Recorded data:

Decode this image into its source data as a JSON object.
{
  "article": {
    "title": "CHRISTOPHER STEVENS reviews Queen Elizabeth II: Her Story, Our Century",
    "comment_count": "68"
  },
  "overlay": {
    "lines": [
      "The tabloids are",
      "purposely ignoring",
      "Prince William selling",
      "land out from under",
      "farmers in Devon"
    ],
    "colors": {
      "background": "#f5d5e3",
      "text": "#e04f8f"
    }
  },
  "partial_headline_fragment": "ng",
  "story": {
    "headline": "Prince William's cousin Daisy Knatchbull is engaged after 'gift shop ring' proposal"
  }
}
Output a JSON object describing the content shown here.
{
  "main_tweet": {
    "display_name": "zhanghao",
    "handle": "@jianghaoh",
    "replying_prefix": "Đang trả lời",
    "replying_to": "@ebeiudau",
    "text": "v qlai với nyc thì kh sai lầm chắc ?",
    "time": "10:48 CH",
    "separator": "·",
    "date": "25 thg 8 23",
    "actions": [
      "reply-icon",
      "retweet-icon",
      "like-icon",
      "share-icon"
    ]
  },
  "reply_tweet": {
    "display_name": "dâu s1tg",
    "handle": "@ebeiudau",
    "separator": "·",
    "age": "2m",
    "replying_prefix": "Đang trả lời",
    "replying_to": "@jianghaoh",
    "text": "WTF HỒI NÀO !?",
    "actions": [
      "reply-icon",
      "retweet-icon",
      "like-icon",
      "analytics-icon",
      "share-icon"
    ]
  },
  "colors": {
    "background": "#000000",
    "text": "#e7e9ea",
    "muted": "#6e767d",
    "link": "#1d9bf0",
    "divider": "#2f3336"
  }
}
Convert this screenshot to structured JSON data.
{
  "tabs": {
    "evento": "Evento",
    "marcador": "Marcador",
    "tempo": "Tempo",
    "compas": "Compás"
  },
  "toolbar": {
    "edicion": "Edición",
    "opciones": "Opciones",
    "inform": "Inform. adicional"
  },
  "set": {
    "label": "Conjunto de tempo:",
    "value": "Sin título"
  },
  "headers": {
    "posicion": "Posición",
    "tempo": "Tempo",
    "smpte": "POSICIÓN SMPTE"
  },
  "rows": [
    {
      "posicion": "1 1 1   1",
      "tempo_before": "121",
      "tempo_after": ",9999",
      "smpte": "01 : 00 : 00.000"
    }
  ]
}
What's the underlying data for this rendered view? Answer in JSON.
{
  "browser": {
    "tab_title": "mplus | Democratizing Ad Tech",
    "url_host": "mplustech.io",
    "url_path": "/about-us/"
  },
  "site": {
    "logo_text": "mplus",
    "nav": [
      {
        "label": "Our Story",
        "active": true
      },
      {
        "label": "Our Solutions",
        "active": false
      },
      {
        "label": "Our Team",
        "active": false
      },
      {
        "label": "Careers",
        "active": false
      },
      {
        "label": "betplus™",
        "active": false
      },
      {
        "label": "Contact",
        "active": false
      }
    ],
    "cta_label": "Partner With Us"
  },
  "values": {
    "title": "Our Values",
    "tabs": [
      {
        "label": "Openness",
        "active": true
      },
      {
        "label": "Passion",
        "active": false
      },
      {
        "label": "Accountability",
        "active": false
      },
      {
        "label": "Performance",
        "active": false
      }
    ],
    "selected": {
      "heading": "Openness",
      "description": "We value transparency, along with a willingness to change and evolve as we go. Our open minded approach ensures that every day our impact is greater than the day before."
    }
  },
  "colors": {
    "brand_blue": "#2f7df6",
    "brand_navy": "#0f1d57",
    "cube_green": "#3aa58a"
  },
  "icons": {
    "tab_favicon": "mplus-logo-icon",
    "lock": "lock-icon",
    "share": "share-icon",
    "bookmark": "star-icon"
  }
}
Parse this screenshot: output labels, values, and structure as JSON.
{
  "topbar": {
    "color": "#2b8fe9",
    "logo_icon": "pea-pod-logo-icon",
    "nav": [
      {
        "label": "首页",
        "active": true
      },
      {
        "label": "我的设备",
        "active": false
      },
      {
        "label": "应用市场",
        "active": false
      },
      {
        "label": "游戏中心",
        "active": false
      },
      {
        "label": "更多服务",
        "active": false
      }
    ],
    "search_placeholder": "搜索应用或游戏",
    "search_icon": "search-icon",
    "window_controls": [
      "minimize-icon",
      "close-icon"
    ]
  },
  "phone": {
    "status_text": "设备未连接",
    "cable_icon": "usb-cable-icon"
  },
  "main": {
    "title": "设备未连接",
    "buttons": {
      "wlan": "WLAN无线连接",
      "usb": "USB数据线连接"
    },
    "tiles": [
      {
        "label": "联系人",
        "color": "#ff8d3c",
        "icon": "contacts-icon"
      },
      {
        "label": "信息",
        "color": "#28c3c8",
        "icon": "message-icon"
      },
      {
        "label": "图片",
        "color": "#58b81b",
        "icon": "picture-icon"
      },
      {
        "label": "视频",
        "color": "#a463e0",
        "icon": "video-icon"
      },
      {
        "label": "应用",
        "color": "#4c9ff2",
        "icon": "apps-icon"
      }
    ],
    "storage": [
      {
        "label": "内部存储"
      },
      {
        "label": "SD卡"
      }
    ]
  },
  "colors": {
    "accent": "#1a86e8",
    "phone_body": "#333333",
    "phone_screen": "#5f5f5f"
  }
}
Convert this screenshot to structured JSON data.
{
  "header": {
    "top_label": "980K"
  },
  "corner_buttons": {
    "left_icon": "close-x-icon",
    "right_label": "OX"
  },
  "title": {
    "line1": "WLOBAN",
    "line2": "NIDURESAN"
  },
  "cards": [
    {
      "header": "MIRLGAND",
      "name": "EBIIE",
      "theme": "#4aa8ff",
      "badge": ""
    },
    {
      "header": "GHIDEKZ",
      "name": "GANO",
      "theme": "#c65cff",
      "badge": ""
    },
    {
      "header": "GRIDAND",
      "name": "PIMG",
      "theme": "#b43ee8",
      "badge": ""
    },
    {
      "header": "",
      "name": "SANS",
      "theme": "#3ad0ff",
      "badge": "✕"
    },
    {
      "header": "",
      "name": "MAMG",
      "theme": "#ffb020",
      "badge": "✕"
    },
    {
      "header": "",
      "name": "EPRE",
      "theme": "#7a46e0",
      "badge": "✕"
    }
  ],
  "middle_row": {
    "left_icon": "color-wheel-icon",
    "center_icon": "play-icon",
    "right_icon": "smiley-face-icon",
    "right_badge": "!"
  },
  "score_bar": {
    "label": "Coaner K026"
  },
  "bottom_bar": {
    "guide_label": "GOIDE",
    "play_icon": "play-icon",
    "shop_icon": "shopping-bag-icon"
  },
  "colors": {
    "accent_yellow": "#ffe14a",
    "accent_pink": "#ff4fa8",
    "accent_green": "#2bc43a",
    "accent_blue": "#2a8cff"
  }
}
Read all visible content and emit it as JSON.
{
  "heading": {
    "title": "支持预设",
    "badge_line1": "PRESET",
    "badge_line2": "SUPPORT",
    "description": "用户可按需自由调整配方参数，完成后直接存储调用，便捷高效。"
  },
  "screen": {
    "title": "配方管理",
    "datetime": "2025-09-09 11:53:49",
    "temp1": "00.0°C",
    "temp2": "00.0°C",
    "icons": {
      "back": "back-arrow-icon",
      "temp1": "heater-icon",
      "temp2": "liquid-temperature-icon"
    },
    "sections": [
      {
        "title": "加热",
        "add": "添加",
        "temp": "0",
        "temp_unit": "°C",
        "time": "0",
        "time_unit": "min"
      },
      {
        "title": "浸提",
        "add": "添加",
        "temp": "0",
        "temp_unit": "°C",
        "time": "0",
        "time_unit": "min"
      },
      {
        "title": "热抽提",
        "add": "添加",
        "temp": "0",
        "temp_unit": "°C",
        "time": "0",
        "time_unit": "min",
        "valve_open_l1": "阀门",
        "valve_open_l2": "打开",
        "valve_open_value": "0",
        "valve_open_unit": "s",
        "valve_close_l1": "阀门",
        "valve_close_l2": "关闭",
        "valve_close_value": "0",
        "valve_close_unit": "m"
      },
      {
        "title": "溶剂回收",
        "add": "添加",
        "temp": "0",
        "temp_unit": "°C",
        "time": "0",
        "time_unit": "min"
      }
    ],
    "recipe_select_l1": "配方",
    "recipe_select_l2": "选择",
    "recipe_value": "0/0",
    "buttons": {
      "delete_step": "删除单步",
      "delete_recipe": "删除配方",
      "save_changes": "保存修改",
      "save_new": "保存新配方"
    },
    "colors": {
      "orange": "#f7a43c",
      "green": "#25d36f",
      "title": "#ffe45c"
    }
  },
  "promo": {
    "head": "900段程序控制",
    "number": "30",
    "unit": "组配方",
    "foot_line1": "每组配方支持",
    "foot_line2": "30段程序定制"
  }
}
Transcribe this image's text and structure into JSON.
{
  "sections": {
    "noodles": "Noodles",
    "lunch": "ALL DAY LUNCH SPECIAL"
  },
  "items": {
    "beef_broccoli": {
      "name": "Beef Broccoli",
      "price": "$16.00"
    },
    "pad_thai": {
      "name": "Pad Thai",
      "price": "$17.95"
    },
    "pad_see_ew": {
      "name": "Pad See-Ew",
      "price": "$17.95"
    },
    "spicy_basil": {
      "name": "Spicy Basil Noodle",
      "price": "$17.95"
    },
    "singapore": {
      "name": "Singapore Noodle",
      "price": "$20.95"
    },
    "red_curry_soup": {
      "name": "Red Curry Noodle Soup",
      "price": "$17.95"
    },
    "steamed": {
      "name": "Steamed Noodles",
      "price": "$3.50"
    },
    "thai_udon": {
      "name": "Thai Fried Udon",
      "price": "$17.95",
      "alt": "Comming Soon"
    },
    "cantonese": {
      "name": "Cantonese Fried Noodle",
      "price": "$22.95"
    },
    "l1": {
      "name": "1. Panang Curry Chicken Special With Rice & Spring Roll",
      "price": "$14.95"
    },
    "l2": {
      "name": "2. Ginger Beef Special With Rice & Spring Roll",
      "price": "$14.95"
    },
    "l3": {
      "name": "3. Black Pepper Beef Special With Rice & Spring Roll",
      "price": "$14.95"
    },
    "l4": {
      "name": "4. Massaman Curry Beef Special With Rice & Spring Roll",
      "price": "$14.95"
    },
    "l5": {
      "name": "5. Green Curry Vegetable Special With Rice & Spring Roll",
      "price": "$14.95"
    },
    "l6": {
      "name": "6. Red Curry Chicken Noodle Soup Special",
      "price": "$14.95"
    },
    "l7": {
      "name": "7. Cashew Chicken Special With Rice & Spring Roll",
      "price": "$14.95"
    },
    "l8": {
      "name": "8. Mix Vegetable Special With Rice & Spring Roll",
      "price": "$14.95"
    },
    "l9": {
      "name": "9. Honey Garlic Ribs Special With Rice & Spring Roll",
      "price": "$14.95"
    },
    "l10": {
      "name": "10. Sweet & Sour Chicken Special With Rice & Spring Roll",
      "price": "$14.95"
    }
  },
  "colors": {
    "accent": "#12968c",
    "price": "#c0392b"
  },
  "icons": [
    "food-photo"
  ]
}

● TASK BRIEF
Where a line holds the string "Fried", copy that line.

● SOLUTION FOR THIS PROBLEM
      "name": "Thai Fried Udon",
      "name": "Cantonese Fried Noodle",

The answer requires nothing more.